[START OF Listed records]

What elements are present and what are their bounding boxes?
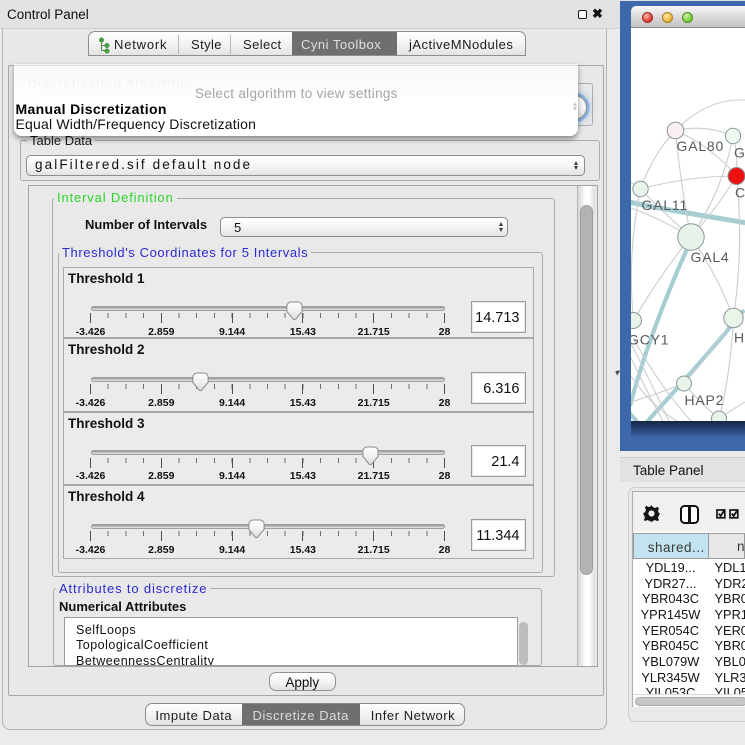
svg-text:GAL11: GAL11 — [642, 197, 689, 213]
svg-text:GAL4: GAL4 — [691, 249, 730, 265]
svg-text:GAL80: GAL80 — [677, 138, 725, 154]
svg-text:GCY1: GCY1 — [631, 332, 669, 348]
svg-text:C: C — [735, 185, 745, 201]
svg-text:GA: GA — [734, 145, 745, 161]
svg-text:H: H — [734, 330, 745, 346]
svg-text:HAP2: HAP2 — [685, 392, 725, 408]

[END OF Listed records]
[START OF Listed records]

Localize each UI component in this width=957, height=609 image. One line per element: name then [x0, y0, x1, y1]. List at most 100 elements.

[END OF Listed records]

Task prompt: Reproduce the listing from the line containing "What elements are" through the line containing "svg-text:H: H — [734, 330, 745, 346]", requests included, offsetting every bounding-box coordinate in the answers by 131. Omit the pictures.

Correct result:
What elements are present and what are their bounding boxes?
svg-text:GAL11: GAL11 — [773, 328, 820, 344]
svg-text:GAL4: GAL4 — [822, 380, 861, 396]
svg-text:GAL80: GAL80 — [808, 269, 856, 285]
svg-text:GCY1: GCY1 — [762, 463, 800, 479]
svg-text:C: C — [866, 316, 876, 332]
svg-text:GA: GA — [865, 276, 876, 292]
svg-text:H: H — [865, 461, 876, 477]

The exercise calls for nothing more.